Saved entries ->
═══

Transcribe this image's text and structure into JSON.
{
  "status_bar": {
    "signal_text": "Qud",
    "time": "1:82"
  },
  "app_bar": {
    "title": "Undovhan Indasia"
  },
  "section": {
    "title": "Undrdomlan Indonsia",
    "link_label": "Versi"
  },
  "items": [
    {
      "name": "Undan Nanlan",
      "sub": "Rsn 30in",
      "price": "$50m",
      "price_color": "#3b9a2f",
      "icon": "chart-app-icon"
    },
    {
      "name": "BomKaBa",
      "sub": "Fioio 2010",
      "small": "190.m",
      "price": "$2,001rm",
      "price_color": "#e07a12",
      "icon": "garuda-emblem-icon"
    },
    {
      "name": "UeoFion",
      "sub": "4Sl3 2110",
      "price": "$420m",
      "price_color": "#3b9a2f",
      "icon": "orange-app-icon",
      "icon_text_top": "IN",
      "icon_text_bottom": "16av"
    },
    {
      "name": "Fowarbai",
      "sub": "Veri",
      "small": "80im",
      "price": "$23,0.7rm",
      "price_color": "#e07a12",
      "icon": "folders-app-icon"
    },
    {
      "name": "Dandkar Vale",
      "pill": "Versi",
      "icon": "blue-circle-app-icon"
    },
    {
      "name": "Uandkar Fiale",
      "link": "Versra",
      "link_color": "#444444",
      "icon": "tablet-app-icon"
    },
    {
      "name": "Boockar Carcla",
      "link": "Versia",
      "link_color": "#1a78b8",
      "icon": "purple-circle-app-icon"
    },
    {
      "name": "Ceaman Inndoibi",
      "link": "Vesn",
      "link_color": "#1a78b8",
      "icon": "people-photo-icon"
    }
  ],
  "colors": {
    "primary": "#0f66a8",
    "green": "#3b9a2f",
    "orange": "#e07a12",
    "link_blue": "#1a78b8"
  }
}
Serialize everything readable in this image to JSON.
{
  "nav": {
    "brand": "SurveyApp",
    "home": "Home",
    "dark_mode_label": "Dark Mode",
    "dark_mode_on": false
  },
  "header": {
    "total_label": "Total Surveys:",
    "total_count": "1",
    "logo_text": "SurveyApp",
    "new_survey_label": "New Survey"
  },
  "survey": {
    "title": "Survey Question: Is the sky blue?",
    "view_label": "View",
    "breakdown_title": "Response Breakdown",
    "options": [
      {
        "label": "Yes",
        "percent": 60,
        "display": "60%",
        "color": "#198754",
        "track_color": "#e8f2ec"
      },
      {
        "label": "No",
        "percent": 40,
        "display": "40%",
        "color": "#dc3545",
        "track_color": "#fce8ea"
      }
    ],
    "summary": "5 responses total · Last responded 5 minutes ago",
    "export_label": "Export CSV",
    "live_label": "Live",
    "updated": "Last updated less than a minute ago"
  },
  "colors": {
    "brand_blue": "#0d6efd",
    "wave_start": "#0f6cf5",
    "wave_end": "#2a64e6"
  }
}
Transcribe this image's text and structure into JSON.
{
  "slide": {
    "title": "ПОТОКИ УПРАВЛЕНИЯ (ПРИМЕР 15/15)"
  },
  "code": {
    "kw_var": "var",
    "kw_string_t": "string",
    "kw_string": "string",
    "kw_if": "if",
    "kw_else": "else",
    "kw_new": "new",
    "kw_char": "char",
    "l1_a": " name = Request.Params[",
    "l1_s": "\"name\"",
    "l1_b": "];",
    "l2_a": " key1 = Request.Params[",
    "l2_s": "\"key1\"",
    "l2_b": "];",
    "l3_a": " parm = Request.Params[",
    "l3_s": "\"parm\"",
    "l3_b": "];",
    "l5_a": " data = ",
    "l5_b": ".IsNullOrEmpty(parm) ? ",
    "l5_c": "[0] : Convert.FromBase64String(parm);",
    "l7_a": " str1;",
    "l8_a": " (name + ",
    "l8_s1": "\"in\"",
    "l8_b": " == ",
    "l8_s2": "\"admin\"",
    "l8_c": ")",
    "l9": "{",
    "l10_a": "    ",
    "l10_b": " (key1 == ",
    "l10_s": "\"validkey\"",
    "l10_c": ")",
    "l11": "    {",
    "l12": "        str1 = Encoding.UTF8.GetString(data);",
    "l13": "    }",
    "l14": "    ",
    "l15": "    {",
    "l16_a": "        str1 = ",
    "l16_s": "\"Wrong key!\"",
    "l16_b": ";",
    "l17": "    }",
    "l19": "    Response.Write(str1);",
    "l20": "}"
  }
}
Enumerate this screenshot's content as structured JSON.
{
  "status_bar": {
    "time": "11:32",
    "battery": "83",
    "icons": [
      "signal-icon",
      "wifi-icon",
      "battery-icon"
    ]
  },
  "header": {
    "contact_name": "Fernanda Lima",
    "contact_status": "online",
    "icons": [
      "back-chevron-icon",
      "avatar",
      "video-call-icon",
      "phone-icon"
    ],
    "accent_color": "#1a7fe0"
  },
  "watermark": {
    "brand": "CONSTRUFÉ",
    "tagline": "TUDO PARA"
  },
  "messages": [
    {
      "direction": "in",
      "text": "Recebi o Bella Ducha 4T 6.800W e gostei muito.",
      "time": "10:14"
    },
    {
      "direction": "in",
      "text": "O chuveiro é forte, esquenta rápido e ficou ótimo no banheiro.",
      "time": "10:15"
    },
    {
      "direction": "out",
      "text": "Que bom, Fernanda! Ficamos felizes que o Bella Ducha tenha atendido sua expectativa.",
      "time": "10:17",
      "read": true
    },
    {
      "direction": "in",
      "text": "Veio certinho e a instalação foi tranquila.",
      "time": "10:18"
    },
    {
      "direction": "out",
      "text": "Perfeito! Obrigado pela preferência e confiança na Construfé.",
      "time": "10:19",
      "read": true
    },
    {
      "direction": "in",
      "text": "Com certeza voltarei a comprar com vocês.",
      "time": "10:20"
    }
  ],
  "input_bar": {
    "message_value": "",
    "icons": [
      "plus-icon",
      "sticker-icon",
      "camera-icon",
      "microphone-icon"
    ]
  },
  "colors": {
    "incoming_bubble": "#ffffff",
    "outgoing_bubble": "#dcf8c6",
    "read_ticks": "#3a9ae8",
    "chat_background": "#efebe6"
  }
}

═══

Work to be completed ->
Show the lines where the word "Ducha" appears in the entries.

Written reply ->
      "text": "Recebi o Bella Ducha 4T 6.800W e gostei muito.",
      "text": "Que bom, Fernanda! Ficamos felizes que o Bella Ducha tenha atendido sua expectativa.",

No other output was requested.